- [GIVEN PROBLEM] State how many lines of the entries hold the string "this", and output nothing but that count.

- [DATA SECTION]

=======

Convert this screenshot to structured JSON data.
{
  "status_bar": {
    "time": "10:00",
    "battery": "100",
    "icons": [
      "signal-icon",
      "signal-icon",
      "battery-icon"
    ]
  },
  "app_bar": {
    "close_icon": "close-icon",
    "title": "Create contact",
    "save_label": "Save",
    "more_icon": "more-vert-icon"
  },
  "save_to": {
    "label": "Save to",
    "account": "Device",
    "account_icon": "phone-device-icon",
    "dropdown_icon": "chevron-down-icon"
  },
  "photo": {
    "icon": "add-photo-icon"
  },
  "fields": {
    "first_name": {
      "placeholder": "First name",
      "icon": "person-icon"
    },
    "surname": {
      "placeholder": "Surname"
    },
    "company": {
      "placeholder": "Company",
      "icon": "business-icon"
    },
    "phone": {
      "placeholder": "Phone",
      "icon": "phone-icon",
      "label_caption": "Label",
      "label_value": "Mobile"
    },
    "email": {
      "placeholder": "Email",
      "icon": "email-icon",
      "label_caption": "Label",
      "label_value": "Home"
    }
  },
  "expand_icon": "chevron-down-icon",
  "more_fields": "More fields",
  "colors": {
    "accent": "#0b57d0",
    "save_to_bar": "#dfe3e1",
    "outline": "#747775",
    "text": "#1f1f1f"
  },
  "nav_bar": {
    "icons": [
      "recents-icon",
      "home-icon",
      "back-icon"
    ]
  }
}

=======

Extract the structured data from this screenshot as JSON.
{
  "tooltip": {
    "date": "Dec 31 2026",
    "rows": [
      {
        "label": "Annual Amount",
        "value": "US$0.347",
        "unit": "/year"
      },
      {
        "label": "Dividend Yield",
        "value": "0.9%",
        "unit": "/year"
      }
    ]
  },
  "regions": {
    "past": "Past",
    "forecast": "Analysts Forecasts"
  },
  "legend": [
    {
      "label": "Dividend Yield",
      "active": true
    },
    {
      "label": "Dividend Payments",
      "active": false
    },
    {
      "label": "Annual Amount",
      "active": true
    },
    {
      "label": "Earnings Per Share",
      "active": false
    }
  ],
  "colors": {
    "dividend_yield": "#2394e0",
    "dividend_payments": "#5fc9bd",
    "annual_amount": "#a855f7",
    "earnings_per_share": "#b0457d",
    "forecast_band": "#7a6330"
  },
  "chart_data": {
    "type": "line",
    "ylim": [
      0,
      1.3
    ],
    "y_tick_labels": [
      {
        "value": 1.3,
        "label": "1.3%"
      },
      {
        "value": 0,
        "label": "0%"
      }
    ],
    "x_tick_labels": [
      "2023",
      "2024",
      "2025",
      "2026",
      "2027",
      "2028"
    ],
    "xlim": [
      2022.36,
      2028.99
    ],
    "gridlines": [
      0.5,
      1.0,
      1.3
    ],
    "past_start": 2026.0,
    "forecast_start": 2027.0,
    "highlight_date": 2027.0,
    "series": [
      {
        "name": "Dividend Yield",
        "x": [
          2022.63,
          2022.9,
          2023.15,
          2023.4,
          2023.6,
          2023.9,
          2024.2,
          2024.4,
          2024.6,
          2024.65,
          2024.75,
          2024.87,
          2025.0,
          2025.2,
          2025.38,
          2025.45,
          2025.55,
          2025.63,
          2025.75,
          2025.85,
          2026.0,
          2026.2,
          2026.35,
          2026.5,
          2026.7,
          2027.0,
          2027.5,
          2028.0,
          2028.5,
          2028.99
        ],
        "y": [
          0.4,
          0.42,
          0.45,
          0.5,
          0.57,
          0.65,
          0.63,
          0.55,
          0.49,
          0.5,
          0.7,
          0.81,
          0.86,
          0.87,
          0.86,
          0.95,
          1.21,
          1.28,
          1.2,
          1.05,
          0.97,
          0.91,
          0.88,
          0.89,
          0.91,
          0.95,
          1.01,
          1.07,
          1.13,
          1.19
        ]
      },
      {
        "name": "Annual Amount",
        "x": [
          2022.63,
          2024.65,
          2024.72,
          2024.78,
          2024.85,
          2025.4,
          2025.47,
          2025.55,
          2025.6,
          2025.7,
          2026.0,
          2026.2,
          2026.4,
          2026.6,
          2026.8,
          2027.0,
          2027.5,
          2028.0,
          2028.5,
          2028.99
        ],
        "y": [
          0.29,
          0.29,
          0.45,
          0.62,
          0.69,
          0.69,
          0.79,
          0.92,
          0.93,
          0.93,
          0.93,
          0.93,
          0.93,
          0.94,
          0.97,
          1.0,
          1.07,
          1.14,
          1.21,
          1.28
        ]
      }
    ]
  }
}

=======

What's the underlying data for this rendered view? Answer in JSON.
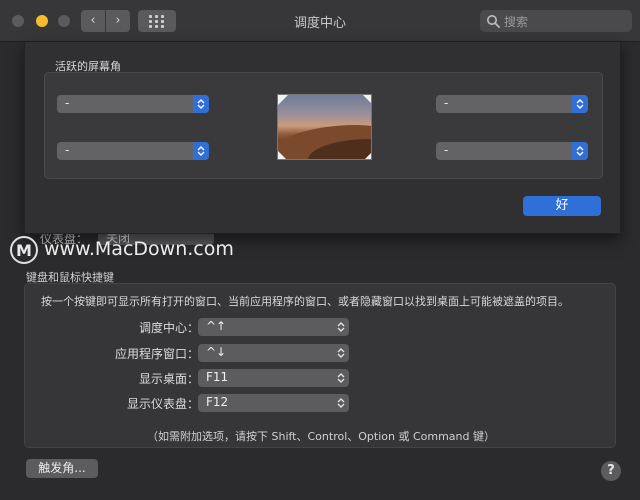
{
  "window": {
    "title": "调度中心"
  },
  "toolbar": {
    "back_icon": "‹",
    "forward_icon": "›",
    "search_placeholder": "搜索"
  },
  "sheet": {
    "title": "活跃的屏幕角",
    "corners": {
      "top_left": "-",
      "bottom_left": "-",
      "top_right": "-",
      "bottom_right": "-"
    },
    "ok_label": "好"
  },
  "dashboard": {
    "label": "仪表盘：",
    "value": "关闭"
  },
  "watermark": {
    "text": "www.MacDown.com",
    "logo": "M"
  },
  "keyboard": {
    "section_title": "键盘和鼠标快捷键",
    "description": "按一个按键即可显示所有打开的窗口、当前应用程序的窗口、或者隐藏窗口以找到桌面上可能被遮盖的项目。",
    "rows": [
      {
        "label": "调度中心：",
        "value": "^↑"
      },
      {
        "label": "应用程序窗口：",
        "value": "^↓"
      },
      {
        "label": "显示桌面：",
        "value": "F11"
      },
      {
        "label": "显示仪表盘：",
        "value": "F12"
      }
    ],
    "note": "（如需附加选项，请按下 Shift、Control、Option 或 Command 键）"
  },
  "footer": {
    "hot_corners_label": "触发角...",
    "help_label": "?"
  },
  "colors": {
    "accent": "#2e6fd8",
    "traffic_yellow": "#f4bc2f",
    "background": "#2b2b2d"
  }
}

=======

- [WRITTEN SOLUTION] 3